● **What this task involves**
Update the data below by changing each "sliders-icon" to "settings-icon", keeping everything else the same.

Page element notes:
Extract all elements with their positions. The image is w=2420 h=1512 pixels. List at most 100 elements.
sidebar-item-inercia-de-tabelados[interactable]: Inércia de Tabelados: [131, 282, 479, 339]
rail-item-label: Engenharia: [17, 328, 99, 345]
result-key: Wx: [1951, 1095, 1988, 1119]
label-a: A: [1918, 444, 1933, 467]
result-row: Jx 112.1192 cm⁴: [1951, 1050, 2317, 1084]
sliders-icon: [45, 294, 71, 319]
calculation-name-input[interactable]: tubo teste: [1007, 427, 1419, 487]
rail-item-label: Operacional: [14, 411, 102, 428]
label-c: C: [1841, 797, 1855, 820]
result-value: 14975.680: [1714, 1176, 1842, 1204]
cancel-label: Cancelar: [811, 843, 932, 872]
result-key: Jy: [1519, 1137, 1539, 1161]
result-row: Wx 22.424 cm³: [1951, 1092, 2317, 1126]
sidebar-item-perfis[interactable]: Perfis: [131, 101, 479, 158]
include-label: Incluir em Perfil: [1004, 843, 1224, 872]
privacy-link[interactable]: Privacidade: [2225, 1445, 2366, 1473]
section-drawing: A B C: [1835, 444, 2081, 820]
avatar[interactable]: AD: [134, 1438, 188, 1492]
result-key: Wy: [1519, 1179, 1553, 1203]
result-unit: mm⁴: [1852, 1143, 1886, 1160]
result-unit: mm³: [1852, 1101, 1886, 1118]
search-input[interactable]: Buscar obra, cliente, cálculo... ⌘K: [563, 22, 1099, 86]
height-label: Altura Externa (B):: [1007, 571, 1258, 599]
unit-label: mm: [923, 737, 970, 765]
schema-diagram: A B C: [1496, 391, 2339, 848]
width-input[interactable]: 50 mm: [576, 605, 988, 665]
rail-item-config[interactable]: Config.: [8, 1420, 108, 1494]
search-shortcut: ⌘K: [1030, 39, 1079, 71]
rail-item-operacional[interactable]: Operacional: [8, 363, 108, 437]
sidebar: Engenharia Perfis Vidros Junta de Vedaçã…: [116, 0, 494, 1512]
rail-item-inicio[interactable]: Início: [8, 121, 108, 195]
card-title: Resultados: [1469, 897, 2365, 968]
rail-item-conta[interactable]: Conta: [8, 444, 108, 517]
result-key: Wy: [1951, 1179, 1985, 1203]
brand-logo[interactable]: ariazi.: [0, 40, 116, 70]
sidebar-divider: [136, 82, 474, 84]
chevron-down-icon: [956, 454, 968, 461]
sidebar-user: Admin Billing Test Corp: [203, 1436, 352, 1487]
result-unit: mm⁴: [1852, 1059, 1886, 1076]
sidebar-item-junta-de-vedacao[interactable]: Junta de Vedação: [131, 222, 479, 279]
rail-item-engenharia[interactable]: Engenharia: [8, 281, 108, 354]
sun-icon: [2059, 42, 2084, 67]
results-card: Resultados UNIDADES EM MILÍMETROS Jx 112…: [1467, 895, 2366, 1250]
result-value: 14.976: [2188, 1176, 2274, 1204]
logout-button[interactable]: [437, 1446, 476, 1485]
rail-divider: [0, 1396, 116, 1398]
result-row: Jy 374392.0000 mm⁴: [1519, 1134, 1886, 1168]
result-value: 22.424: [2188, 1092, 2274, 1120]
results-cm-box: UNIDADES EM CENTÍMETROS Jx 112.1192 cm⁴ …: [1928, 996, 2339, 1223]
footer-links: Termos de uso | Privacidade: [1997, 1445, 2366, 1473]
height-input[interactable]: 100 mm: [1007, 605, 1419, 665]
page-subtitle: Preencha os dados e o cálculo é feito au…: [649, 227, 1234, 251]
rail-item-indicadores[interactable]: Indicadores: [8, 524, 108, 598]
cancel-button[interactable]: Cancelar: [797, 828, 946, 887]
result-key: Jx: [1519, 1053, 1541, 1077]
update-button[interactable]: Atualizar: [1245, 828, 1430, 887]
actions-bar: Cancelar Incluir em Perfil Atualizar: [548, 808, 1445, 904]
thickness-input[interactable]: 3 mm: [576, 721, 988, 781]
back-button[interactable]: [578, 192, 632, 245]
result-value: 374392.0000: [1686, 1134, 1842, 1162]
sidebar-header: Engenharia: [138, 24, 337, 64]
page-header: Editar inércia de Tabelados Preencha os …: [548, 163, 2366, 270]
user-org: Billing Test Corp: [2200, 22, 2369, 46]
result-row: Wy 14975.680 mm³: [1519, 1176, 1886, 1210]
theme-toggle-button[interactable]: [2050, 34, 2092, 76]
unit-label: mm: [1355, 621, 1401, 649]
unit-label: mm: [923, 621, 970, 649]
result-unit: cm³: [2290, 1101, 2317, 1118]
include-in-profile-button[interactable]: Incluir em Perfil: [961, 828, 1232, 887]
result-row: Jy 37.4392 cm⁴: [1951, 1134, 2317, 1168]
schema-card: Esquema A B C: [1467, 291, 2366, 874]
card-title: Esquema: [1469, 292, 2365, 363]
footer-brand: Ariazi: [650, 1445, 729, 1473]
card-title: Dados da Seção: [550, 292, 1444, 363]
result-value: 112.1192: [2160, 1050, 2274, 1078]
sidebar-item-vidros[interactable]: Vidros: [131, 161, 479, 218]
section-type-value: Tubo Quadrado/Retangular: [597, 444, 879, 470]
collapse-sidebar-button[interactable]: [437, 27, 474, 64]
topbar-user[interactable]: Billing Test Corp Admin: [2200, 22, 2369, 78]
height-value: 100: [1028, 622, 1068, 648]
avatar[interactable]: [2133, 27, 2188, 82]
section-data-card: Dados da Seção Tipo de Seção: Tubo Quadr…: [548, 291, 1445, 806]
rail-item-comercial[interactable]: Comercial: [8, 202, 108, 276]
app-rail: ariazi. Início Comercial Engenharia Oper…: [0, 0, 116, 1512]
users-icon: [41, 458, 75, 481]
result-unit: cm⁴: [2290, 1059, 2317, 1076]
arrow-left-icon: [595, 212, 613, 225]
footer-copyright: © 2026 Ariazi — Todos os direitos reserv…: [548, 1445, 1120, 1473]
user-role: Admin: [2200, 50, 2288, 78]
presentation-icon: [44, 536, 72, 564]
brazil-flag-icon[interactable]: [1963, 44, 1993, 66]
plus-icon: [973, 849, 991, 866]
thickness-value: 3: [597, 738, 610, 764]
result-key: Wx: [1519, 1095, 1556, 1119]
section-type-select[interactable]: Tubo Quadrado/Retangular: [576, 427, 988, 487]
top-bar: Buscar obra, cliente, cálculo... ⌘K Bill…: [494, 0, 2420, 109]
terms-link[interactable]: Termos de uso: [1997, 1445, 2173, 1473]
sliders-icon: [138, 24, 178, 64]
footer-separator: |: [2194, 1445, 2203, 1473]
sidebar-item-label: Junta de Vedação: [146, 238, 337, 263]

● **Answer below**
Extract all elements with their positions. The image is w=2420 h=1512 pixels. List at most 100 elements.
sidebar-item-inercia-de-tabelados[interactable]: Inércia de Tabelados: [131, 282, 479, 339]
rail-item-label: Engenharia: [17, 328, 99, 345]
result-key: Wx: [1951, 1095, 1988, 1119]
label-a: A: [1918, 444, 1933, 467]
result-row: Jx 112.1192 cm⁴: [1951, 1050, 2317, 1084]
settings-icon: [45, 294, 71, 319]
calculation-name-input[interactable]: tubo teste: [1007, 427, 1419, 487]
rail-item-label: Operacional: [14, 411, 102, 428]
label-c: C: [1841, 797, 1855, 820]
result-value: 14975.680: [1714, 1176, 1842, 1204]
cancel-label: Cancelar: [811, 843, 932, 872]
result-key: Jy: [1519, 1137, 1539, 1161]
result-row: Wx 22.424 cm³: [1951, 1092, 2317, 1126]
sidebar-item-perfis[interactable]: Perfis: [131, 101, 479, 158]
include-label: Incluir em Perfil: [1004, 843, 1224, 872]
privacy-link[interactable]: Privacidade: [2225, 1445, 2366, 1473]
section-drawing: A B C: [1835, 444, 2081, 820]
avatar[interactable]: AD: [134, 1438, 188, 1492]
result-key: Wy: [1519, 1179, 1553, 1203]
result-unit: mm⁴: [1852, 1143, 1886, 1160]
result-unit: mm³: [1852, 1101, 1886, 1118]
search-input[interactable]: Buscar obra, cliente, cálculo... ⌘K: [563, 22, 1099, 86]
height-label: Altura Externa (B):: [1007, 571, 1258, 599]
unit-label: mm: [923, 737, 970, 765]
schema-diagram: A B C: [1496, 391, 2339, 848]
width-input[interactable]: 50 mm: [576, 605, 988, 665]
rail-item-config[interactable]: Config.: [8, 1420, 108, 1494]
search-shortcut: ⌘K: [1030, 39, 1079, 71]
rail-item-operacional[interactable]: Operacional: [8, 363, 108, 437]
sidebar: Engenharia Perfis Vidros Junta de Vedaçã…: [116, 0, 494, 1512]
rail-item-inicio[interactable]: Início: [8, 121, 108, 195]
card-title: Resultados: [1469, 897, 2365, 968]
rail-item-conta[interactable]: Conta: [8, 444, 108, 517]
result-key: Wy: [1951, 1179, 1985, 1203]
brand-logo[interactable]: ariazi.: [0, 40, 116, 70]
sidebar-divider: [136, 82, 474, 84]
chevron-down-icon: [956, 454, 968, 461]
sidebar-user: Admin Billing Test Corp: [203, 1436, 352, 1487]
result-unit: mm⁴: [1852, 1059, 1886, 1076]
sidebar-item-junta-de-vedacao[interactable]: Junta de Vedação: [131, 222, 479, 279]
rail-item-engenharia[interactable]: Engenharia: [8, 281, 108, 354]
sun-icon: [2059, 42, 2084, 67]
results-card: Resultados UNIDADES EM MILÍMETROS Jx 112…: [1467, 895, 2366, 1250]
result-value: 14.976: [2188, 1176, 2274, 1204]
logout-button[interactable]: [437, 1446, 476, 1485]
rail-divider: [0, 1396, 116, 1398]
result-row: Jy 374392.0000 mm⁴: [1519, 1134, 1886, 1168]
result-value: 22.424: [2188, 1092, 2274, 1120]
results-cm-box: UNIDADES EM CENTÍMETROS Jx 112.1192 cm⁴ …: [1928, 996, 2339, 1223]
footer-links: Termos de uso | Privacidade: [1997, 1445, 2366, 1473]
height-input[interactable]: 100 mm: [1007, 605, 1419, 665]
page-subtitle: Preencha os dados e o cálculo é feito au…: [649, 227, 1234, 251]
rail-item-indicadores[interactable]: Indicadores: [8, 524, 108, 598]
cancel-button[interactable]: Cancelar: [797, 828, 946, 887]
result-key: Jx: [1519, 1053, 1541, 1077]
update-button[interactable]: Atualizar: [1245, 828, 1430, 887]
actions-bar: Cancelar Incluir em Perfil Atualizar: [548, 808, 1445, 904]
thickness-input[interactable]: 3 mm: [576, 721, 988, 781]
back-button[interactable]: [578, 192, 632, 245]
result-value: 374392.0000: [1686, 1134, 1842, 1162]
sidebar-header: Engenharia: [138, 24, 337, 64]
page-header: Editar inércia de Tabelados Preencha os …: [548, 163, 2366, 270]
user-org: Billing Test Corp: [2200, 22, 2369, 46]
result-row: Wy 14975.680 mm³: [1519, 1176, 1886, 1210]
theme-toggle-button[interactable]: [2050, 34, 2092, 76]
unit-label: mm: [1355, 621, 1401, 649]
unit-label: mm: [923, 621, 970, 649]
result-unit: cm³: [2290, 1101, 2317, 1118]
include-in-profile-button[interactable]: Incluir em Perfil: [961, 828, 1232, 887]
result-row: Jy 37.4392 cm⁴: [1951, 1134, 2317, 1168]
schema-card: Esquema A B C: [1467, 291, 2366, 874]
card-title: Esquema: [1469, 292, 2365, 363]
footer-brand: Ariazi: [650, 1445, 729, 1473]
card-title: Dados da Seção: [550, 292, 1444, 363]
result-value: 112.1192: [2160, 1050, 2274, 1078]
sidebar-item-vidros[interactable]: Vidros: [131, 161, 479, 218]
section-type-value: Tubo Quadrado/Retangular: [597, 444, 879, 470]
collapse-sidebar-button[interactable]: [437, 27, 474, 64]
topbar-user[interactable]: Billing Test Corp Admin: [2200, 22, 2369, 78]
height-value: 100: [1028, 622, 1068, 648]
avatar[interactable]: [2133, 27, 2188, 82]
section-data-card: Dados da Seção Tipo de Seção: Tubo Quadr…: [548, 291, 1445, 806]
rail-item-comercial[interactable]: Comercial: [8, 202, 108, 276]
app-rail: ariazi. Início Comercial Engenharia Oper…: [0, 0, 116, 1512]
users-icon: [41, 458, 75, 481]
result-unit: cm⁴: [2290, 1059, 2317, 1076]
arrow-left-icon: [595, 212, 613, 225]
footer-copyright: © 2026 Ariazi — Todos os direitos reserv…: [548, 1445, 1120, 1473]
user-role: Admin: [2200, 50, 2288, 78]
presentation-icon: [44, 536, 72, 564]
brazil-flag-icon[interactable]: [1963, 44, 1993, 66]
plus-icon: [973, 849, 991, 866]
thickness-value: 3: [597, 738, 610, 764]
result-key: Wx: [1519, 1095, 1556, 1119]
section-type-select[interactable]: Tubo Quadrado/Retangular: [576, 427, 988, 487]
top-bar: Buscar obra, cliente, cálculo... ⌘K Bill…: [494, 0, 2420, 109]
terms-link[interactable]: Termos de uso: [1997, 1445, 2173, 1473]
settings-icon: [138, 24, 178, 64]
footer-separator: |: [2194, 1445, 2203, 1473]
sidebar-item-label: Junta de Vedação: [146, 238, 337, 263]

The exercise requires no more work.